» **Given task**
Filter the entries, keeping every line with the word "execution".

» **The input**

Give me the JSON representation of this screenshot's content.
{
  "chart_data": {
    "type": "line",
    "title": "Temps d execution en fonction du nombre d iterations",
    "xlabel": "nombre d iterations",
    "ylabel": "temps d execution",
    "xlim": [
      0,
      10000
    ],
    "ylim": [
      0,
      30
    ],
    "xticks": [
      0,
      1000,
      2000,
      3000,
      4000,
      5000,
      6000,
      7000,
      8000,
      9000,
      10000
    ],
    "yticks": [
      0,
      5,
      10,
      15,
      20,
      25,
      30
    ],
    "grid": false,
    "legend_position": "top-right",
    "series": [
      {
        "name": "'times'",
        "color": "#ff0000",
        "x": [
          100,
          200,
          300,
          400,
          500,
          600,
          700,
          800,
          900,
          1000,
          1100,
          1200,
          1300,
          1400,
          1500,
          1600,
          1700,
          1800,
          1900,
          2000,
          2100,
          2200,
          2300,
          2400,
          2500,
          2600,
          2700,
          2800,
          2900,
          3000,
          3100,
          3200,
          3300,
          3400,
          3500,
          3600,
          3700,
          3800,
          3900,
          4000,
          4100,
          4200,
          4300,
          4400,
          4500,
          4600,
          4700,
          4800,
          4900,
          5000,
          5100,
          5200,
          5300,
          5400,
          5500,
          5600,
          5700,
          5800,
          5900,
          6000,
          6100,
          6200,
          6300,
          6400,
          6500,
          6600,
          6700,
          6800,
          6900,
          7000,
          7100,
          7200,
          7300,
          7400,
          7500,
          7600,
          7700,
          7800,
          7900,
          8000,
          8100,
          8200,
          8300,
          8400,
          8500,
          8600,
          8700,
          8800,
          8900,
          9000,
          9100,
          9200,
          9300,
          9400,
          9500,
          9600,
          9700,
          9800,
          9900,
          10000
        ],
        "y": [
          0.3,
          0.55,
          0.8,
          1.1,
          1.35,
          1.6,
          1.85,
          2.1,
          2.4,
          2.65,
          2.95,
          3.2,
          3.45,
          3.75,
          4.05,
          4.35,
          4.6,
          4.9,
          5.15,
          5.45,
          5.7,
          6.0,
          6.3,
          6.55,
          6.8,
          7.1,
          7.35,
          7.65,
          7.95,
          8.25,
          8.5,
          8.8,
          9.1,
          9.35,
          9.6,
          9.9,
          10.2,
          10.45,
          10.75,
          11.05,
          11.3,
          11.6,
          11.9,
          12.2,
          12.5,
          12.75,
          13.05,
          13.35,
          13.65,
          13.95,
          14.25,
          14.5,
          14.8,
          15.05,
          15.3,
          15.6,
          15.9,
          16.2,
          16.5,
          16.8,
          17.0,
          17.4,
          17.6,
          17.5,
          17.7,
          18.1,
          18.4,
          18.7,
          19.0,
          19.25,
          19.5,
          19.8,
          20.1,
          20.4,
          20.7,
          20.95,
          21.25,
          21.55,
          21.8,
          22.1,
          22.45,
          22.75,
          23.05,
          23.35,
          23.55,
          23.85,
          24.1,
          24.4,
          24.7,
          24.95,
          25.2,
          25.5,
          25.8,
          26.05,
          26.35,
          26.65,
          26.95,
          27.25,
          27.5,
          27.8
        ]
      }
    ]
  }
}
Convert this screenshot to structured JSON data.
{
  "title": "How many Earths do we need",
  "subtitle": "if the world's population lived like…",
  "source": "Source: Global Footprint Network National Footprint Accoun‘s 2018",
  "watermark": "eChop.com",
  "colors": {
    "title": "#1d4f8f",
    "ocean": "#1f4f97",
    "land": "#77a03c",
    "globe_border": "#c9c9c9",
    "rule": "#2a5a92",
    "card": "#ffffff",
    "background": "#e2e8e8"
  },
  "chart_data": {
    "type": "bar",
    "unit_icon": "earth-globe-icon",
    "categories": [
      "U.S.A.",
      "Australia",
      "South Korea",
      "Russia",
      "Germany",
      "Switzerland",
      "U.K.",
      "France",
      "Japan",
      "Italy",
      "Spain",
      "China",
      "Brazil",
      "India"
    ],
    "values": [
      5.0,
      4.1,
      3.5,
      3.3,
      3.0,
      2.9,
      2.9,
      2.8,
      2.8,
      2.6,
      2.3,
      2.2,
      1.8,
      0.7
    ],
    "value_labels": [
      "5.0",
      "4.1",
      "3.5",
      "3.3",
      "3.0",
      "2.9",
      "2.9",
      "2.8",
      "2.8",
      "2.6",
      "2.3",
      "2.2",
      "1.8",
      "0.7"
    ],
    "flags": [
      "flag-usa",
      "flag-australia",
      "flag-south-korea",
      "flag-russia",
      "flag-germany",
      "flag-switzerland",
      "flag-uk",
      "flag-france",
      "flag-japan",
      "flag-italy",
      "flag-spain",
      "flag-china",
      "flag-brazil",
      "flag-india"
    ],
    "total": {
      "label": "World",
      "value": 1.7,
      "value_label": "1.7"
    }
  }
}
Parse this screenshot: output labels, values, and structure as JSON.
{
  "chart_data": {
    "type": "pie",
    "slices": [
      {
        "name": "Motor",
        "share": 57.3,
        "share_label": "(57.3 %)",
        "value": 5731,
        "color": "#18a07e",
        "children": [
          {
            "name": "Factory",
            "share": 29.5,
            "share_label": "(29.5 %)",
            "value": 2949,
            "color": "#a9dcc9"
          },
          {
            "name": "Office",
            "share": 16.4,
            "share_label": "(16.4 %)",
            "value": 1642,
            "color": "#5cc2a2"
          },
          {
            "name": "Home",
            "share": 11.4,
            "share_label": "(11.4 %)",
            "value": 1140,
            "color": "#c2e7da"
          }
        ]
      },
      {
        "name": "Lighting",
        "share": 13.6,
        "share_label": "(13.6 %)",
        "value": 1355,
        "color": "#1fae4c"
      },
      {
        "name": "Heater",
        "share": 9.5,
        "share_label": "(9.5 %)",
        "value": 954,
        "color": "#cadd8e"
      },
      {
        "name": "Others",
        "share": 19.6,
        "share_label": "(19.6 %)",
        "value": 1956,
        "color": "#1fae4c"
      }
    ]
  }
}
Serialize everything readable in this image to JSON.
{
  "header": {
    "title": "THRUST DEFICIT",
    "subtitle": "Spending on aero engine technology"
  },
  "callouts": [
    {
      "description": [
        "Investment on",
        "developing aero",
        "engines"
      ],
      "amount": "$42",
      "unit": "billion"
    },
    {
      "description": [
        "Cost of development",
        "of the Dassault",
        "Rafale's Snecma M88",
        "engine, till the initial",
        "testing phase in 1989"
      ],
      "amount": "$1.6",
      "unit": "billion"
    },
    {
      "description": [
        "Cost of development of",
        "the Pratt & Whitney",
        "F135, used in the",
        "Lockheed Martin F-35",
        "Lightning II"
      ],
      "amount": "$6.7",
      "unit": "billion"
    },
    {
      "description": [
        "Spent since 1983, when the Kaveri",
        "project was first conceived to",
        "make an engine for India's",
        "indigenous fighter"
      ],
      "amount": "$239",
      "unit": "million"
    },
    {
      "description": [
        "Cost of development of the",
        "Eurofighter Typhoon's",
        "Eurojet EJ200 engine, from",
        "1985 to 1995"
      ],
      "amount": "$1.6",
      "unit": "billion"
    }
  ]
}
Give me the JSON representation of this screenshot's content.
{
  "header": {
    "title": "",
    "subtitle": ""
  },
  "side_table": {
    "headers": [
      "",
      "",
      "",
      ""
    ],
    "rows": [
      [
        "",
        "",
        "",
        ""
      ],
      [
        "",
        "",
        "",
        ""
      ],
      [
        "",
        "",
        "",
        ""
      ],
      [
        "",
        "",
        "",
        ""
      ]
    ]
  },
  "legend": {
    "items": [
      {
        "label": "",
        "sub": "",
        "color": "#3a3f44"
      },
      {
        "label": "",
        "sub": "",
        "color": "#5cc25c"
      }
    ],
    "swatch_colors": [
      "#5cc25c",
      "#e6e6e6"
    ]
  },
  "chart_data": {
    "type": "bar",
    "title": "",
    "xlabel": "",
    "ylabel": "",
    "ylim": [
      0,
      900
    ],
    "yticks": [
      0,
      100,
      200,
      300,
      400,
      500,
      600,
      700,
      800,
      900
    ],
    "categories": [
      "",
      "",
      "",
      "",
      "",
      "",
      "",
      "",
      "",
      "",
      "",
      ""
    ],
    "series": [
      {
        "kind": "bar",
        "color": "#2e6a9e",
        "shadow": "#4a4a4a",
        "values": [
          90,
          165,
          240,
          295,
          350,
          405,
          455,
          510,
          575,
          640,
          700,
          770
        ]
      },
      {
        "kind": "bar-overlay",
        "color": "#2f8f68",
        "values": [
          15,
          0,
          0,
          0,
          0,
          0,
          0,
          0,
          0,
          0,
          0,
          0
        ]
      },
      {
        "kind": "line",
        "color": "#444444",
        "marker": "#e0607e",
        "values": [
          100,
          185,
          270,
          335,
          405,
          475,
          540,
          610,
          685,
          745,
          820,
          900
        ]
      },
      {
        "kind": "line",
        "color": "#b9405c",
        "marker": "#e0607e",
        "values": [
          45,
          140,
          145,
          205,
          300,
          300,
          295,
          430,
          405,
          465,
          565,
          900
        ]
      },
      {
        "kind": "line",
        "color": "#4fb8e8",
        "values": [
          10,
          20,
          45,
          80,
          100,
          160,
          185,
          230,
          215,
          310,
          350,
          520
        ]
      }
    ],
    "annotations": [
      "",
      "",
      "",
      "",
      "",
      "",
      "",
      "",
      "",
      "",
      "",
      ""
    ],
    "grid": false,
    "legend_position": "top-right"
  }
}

» **Answer to the task**
    "title": "Temps d execution en fonction du nombre d iterations",
    "ylabel": "temps d execution",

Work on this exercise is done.